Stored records

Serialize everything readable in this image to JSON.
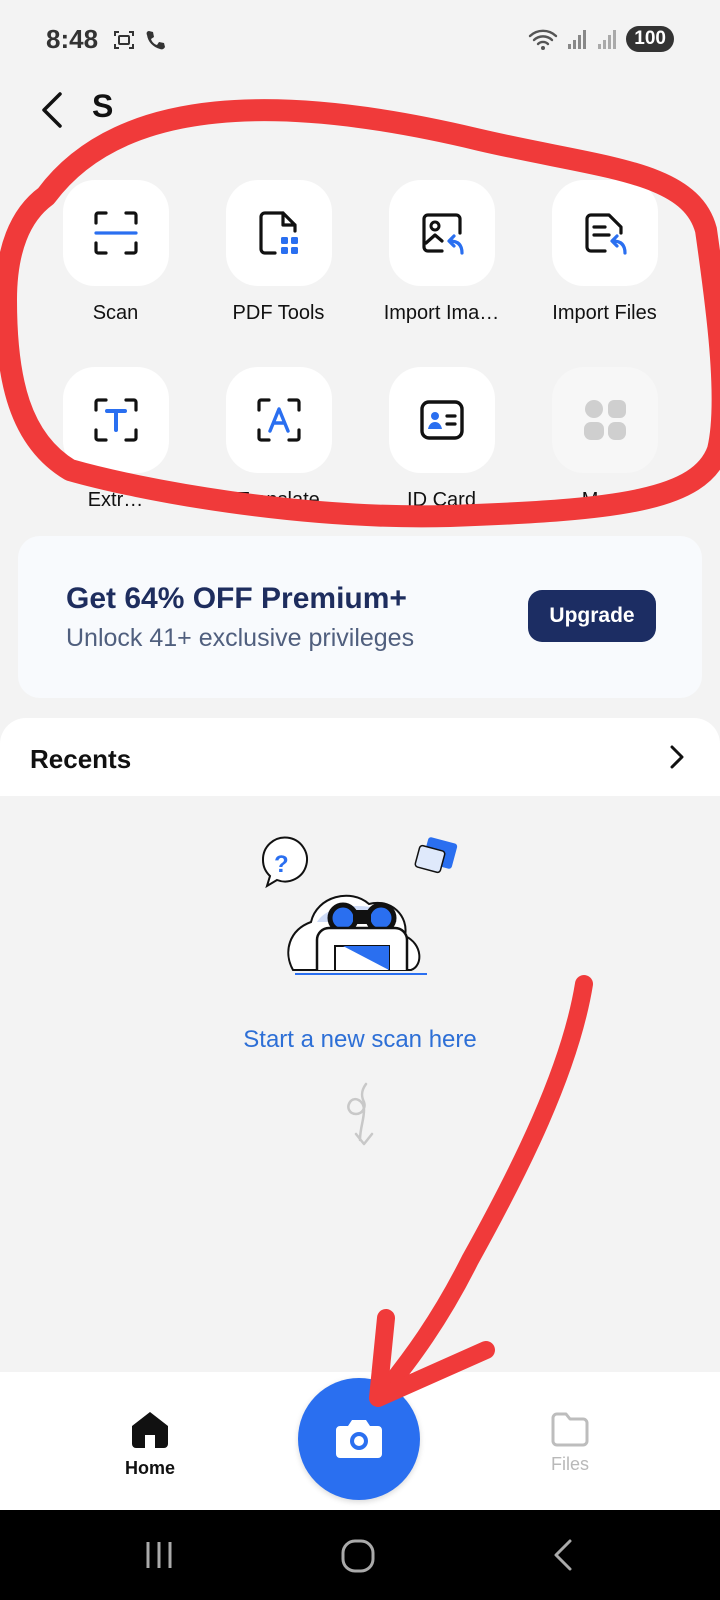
{
  "status_bar": {
    "time": "8:48",
    "battery": "100"
  },
  "header": {
    "title": "S"
  },
  "tools": [
    {
      "label": "Scan",
      "icon": "scan-frame-icon"
    },
    {
      "label": "PDF Tools",
      "icon": "pdf-tools-icon"
    },
    {
      "label": "Import Ima…",
      "icon": "import-image-icon"
    },
    {
      "label": "Import Files",
      "icon": "import-files-icon"
    },
    {
      "label": "Extr…",
      "icon": "extract-text-icon"
    },
    {
      "label": "Translate",
      "icon": "translate-icon"
    },
    {
      "label": "ID Card",
      "icon": "id-card-icon"
    },
    {
      "label": "More",
      "icon": "more-grid-icon"
    }
  ],
  "promo": {
    "title": "Get 64% OFF Premium+",
    "subtitle": "Unlock 41+ exclusive privileges",
    "button": "Upgrade"
  },
  "recents": {
    "title": "Recents",
    "empty_text": "Start a new scan here"
  },
  "bottom_nav": {
    "home": "Home",
    "files": "Files"
  },
  "colors": {
    "accent": "#2a6ff0",
    "navy": "#1c2d63",
    "annotation": "#f03a3a"
  }
}
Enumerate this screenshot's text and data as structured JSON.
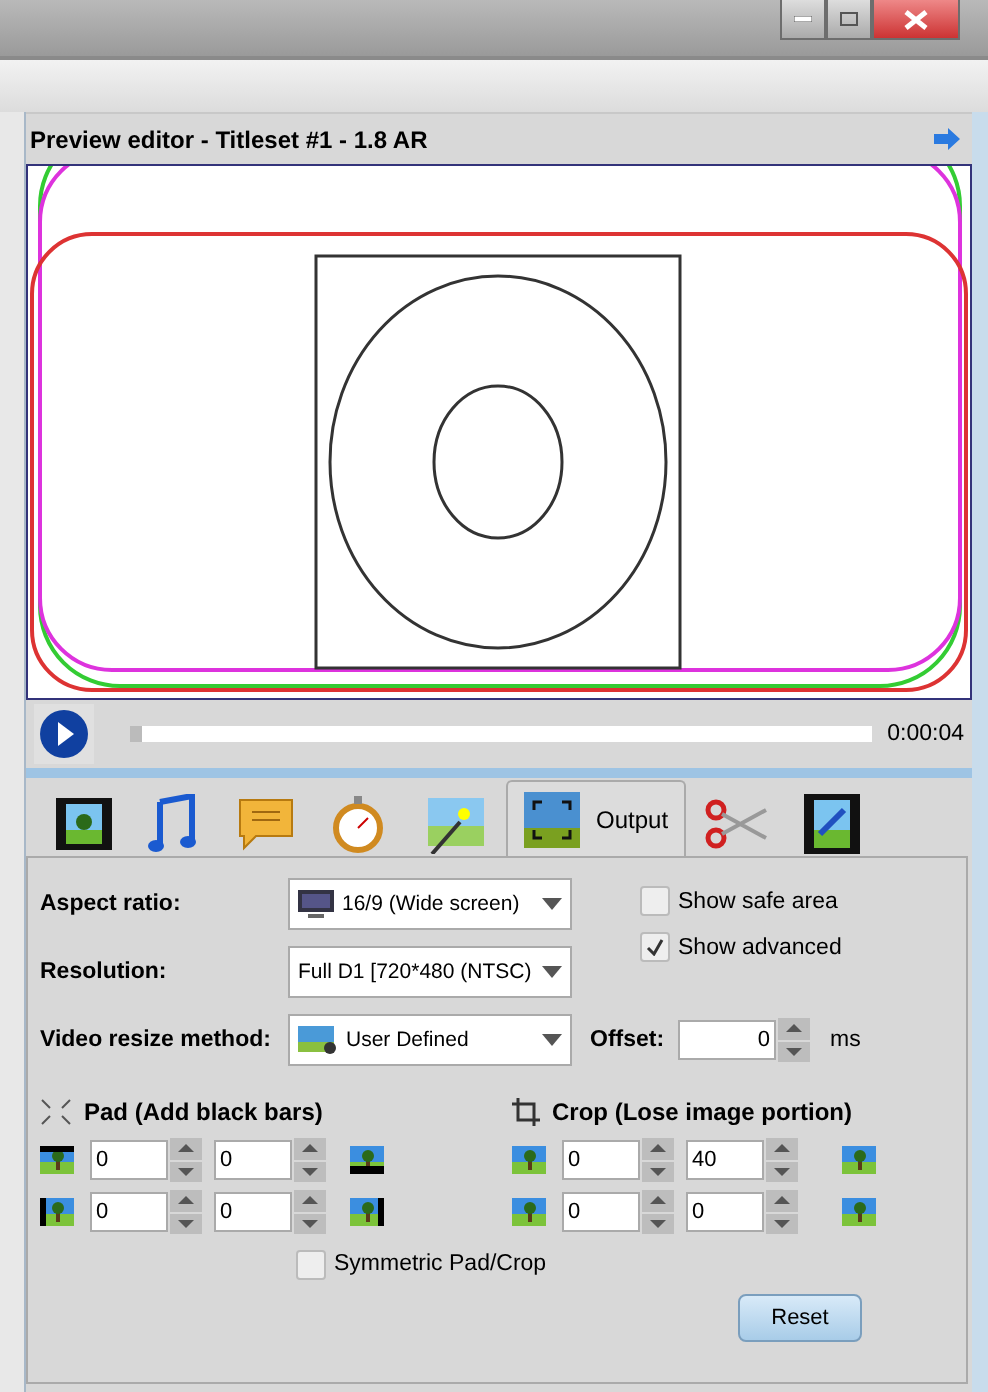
{
  "panel": {
    "title": "Preview editor - Titleset #1 - 1.8 AR"
  },
  "player": {
    "level": 0,
    "time": "0:00:04"
  },
  "tabs": [
    {
      "selected": false
    },
    {
      "selected": false
    },
    {
      "selected": false
    },
    {
      "selected": false
    },
    {
      "selected": false
    },
    {
      "label": "Output",
      "selected": true
    },
    {
      "selected": false
    },
    {
      "selected": false
    }
  ],
  "form": {
    "aspect_ratio": {
      "label": "Aspect ratio:",
      "value": "16/9 (Wide screen)"
    },
    "resolution": {
      "label": "Resolution:",
      "value": "Full D1 [720*480 (NTSC)"
    },
    "resize_method": {
      "label": "Video resize method:",
      "value": "User Defined"
    },
    "offset": {
      "label": "Offset:",
      "value": "0",
      "unit": "ms"
    },
    "checkboxes": [
      {
        "label": "Show safe area",
        "checked": false
      },
      {
        "label": "Show advanced",
        "checked": true
      }
    ],
    "pad": {
      "title": "Pad (Add black bars)",
      "rows": [
        [
          "0",
          "0"
        ],
        [
          "0",
          "0"
        ]
      ]
    },
    "crop": {
      "title": "Crop (Lose image portion)",
      "rows": [
        [
          "0",
          "40"
        ],
        [
          "0",
          "0"
        ]
      ]
    },
    "symmetric": {
      "label": "Symmetric Pad/Crop",
      "checked": false
    },
    "reset": "Reset"
  }
}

■ **WRITTEN REQUEST**
Pull out each line containing the word "JSON" and copy it.

■ **ANSWER BELOW**
Serialize everything readable in this image to JSON.
Enumerate this screenshot's text and data as structured JSON.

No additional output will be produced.